• [Directions]: Each line that contains the string "text" counts once; report how many such lines appear in the data, as a number only.

• [Information shown]:
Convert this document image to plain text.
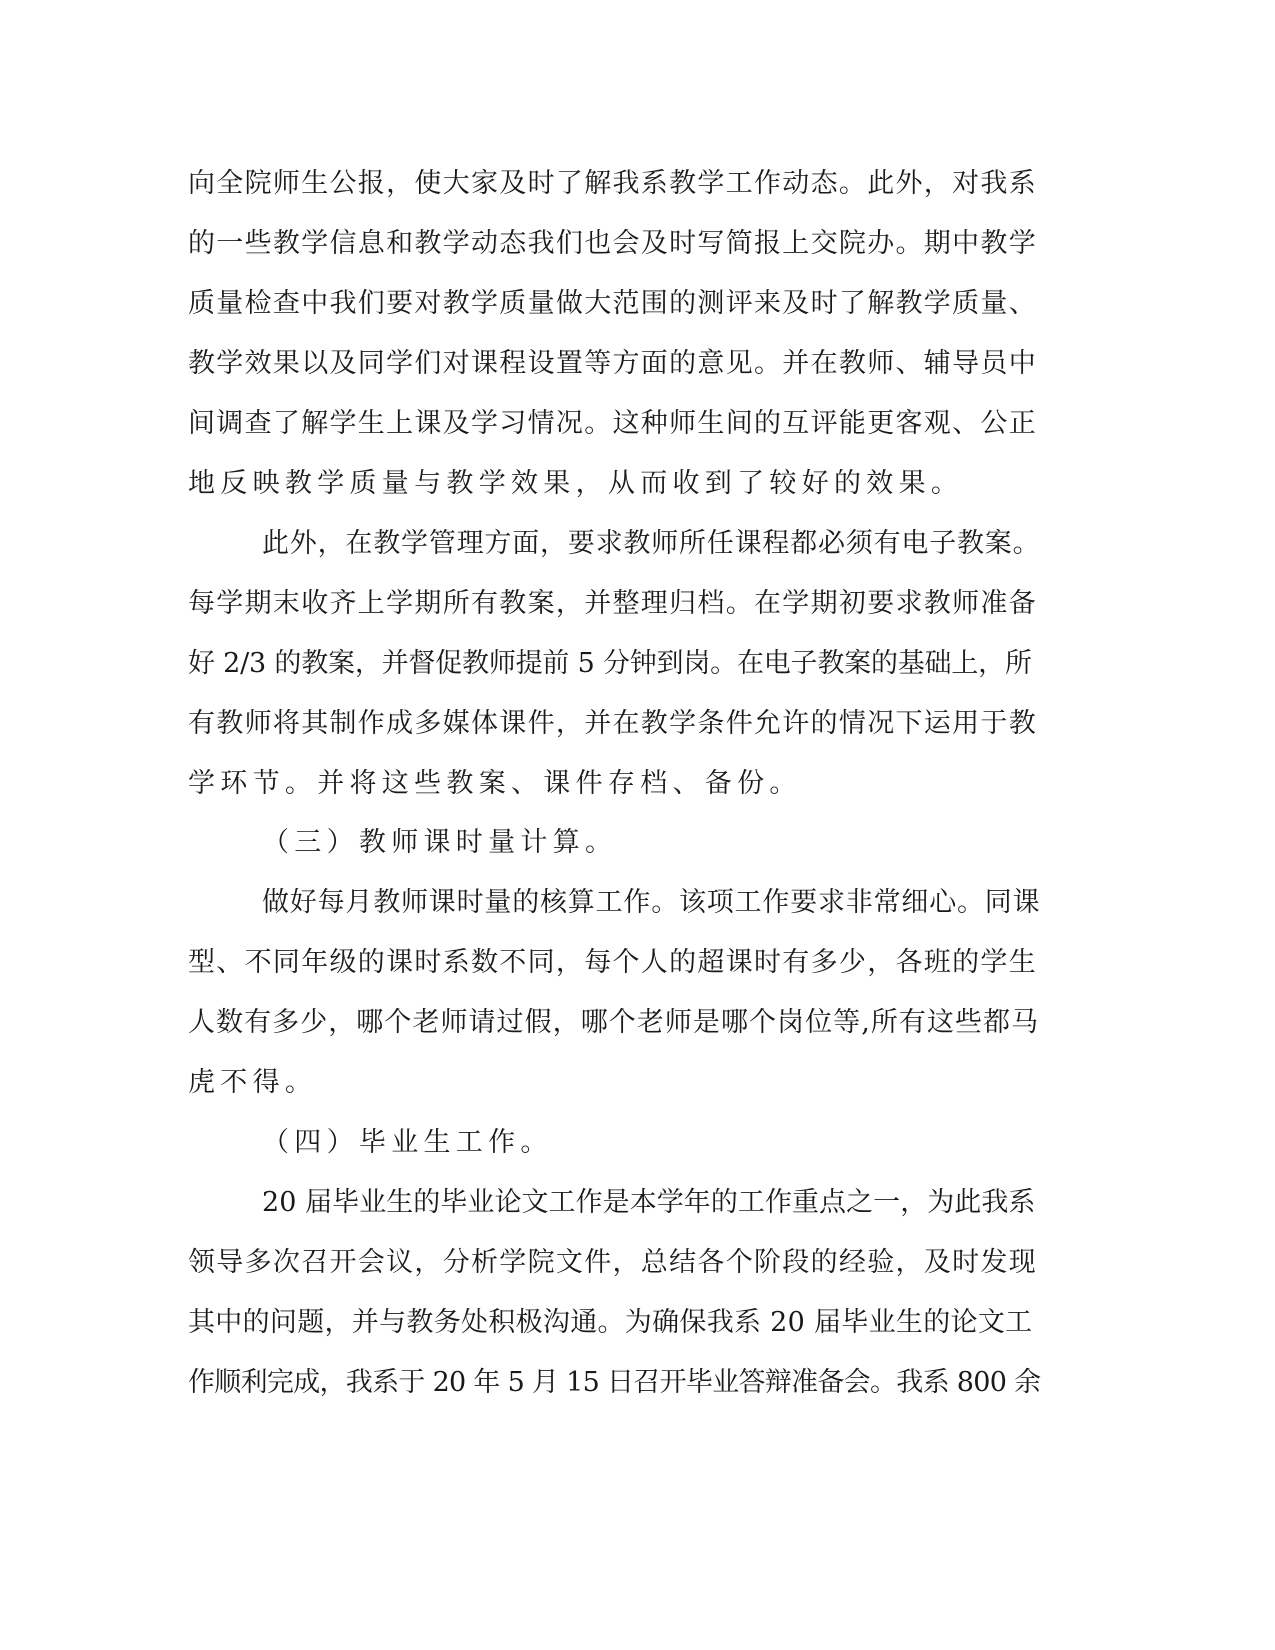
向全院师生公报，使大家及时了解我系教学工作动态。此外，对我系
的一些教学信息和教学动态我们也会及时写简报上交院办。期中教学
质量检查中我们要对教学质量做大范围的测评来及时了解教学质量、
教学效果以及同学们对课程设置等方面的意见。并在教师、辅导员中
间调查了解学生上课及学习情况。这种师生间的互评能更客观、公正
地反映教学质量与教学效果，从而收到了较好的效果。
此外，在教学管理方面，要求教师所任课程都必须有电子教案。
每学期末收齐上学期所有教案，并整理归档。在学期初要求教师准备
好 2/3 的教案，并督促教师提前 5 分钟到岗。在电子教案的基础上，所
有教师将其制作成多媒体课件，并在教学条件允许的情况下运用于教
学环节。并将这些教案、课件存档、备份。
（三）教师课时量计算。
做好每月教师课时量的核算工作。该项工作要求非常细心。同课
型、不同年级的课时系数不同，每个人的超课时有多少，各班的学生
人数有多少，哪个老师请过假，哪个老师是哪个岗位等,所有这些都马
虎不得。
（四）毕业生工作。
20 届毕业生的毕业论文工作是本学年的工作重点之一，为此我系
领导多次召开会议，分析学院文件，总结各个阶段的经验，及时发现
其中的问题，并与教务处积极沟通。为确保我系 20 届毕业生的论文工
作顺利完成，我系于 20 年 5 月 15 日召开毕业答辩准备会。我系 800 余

...

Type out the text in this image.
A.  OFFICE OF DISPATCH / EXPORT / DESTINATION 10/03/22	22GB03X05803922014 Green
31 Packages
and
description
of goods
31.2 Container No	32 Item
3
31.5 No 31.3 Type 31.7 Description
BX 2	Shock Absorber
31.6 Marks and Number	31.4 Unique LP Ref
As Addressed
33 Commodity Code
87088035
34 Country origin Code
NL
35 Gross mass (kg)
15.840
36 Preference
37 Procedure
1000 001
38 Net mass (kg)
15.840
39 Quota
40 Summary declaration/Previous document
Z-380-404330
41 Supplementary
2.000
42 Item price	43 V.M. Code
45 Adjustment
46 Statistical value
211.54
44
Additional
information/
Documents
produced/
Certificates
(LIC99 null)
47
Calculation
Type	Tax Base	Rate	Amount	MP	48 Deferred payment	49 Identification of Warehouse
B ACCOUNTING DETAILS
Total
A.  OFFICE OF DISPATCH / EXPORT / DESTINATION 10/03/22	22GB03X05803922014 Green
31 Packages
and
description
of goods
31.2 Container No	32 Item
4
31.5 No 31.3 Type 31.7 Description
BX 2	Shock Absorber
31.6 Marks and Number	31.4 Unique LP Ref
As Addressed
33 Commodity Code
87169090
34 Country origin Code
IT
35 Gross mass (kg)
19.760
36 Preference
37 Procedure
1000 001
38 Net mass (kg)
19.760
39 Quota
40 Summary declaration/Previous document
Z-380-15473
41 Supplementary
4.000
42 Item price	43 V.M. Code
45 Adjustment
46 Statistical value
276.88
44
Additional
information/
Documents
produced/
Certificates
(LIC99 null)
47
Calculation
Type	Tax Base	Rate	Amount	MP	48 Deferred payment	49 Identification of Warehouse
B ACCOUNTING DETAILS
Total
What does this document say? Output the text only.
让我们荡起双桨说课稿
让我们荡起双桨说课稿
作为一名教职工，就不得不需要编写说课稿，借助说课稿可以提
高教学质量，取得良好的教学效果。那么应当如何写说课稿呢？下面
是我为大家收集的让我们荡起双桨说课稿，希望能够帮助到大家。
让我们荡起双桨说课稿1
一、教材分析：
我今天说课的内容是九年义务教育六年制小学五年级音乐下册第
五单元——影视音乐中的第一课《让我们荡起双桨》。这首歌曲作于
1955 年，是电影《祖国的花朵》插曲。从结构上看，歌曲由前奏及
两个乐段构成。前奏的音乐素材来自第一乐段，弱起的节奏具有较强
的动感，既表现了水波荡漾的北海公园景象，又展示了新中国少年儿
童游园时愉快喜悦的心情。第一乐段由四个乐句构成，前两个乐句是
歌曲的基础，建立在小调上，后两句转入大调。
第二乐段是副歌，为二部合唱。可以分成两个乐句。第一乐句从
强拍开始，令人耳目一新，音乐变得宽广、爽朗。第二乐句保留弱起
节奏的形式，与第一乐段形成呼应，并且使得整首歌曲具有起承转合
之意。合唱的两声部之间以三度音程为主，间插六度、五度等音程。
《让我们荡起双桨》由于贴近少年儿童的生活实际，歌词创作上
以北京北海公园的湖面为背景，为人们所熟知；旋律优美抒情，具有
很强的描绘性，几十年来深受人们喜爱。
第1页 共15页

• [Exercise answer]: 3